§ **Problem statement**: Examine the records and identify each line that includes the string "document". Copy those lines.

[Saved data entries]

[Start]

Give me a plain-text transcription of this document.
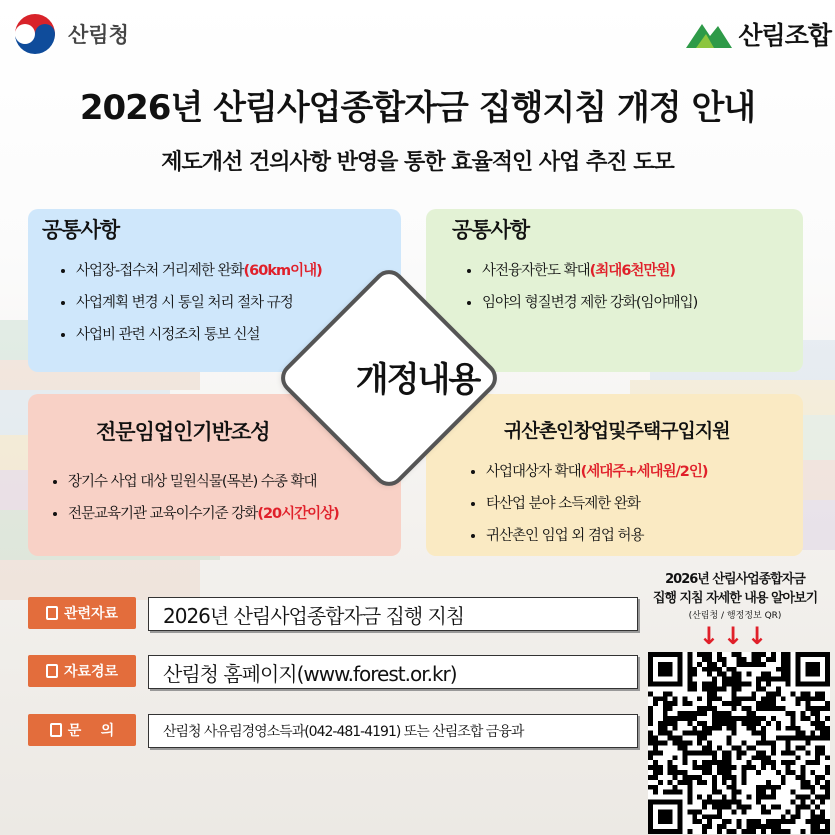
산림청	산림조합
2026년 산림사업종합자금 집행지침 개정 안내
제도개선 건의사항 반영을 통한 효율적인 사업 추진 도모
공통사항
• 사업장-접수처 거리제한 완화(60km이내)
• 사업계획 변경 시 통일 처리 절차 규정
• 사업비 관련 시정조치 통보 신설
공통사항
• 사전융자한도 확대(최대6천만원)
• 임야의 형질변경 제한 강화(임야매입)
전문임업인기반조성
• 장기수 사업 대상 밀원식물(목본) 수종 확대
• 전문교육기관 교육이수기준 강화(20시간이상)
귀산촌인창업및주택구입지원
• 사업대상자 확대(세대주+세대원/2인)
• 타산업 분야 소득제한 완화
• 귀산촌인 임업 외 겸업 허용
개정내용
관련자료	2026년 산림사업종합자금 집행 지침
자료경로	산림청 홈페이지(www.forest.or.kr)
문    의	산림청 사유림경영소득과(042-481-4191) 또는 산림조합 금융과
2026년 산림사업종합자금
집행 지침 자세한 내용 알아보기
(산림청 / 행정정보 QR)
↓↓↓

[End]
[Start]

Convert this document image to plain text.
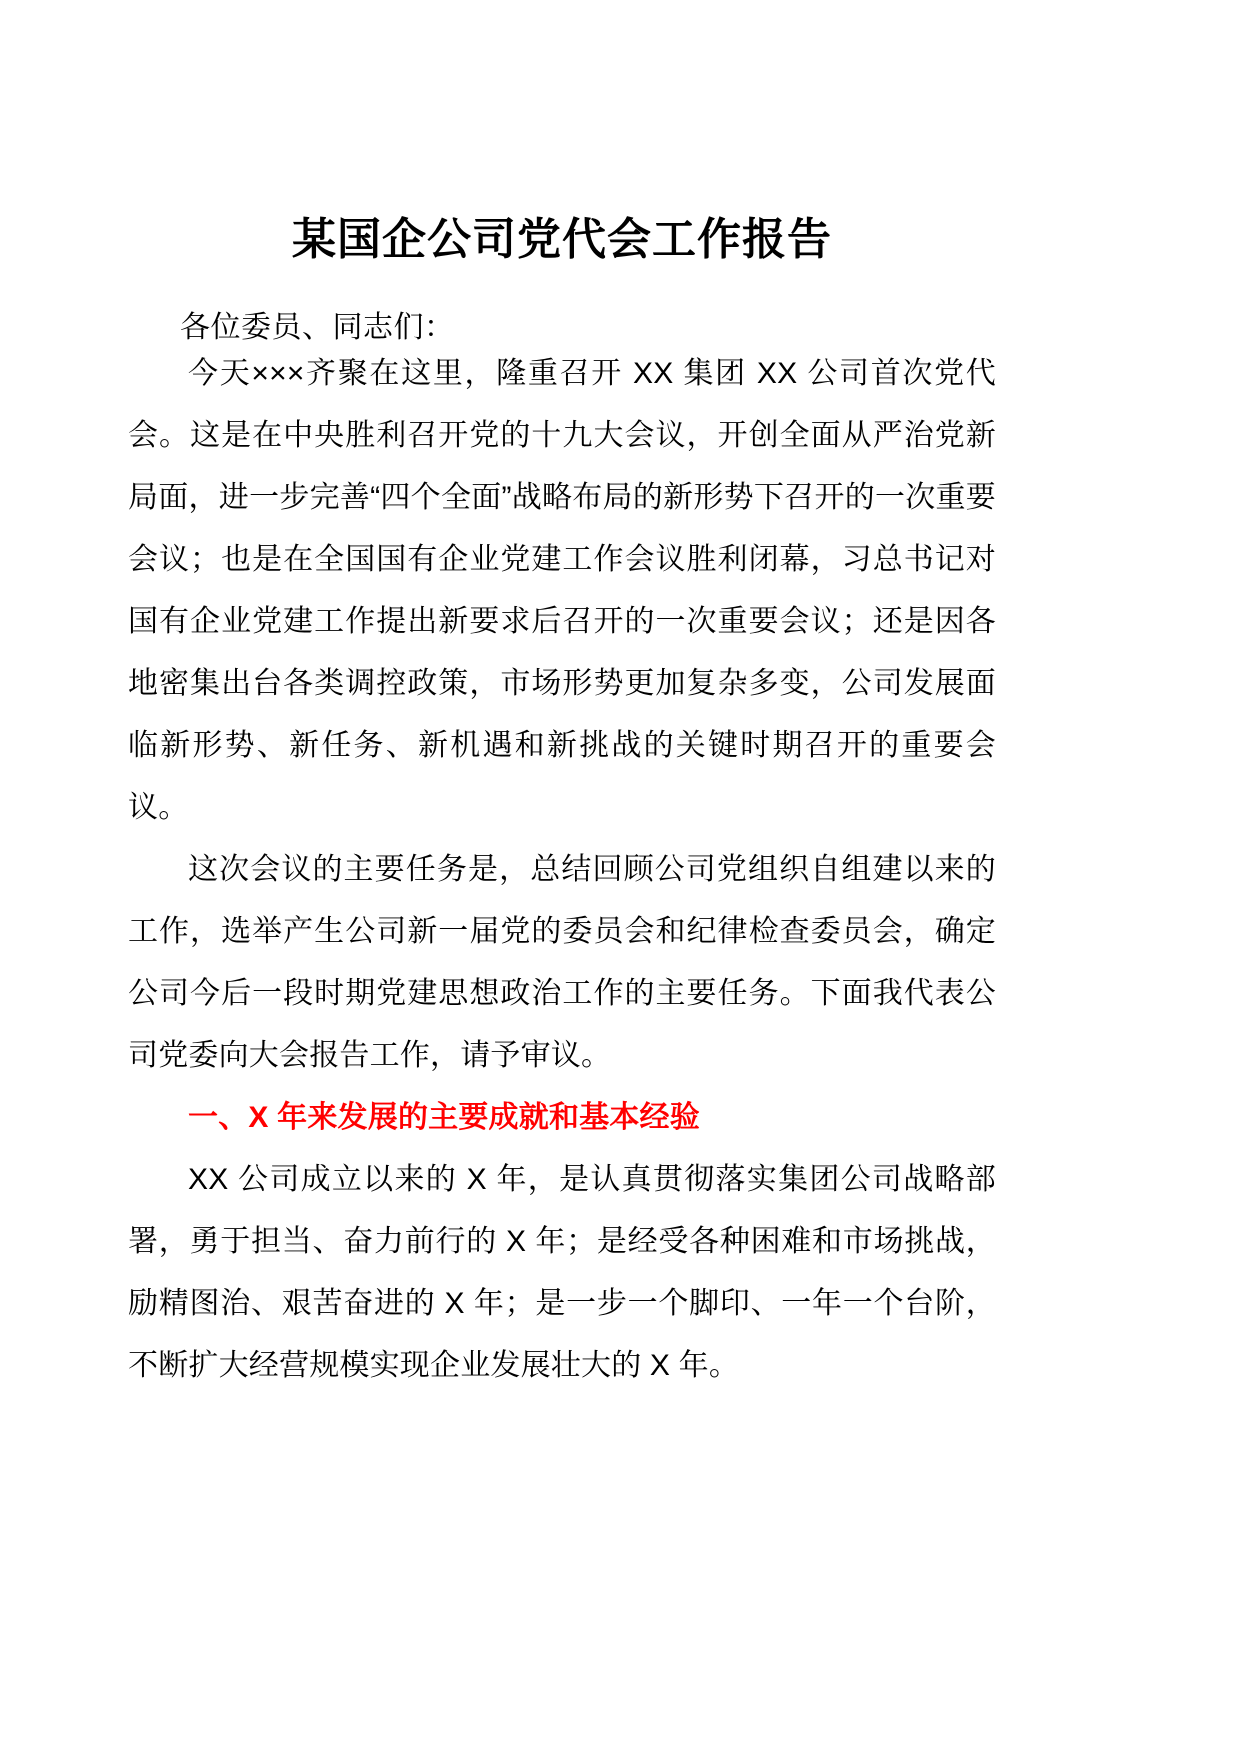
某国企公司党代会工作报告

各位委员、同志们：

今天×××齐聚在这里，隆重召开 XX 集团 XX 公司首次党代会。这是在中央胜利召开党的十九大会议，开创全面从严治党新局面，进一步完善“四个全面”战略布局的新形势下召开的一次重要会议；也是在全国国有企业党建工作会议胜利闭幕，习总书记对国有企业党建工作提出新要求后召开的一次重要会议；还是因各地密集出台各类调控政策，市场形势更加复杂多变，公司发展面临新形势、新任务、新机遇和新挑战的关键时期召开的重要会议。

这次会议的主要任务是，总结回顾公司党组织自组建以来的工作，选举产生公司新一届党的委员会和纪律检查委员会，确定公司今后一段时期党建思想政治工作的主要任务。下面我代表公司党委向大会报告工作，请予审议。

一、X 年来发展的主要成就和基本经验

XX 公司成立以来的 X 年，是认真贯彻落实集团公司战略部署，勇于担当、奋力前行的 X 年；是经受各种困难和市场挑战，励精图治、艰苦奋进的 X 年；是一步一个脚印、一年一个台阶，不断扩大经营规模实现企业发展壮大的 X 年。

[End]

§ **Answer to the problem**:
Give me a plain-text transcription of this document.
Convert this document image to plain text.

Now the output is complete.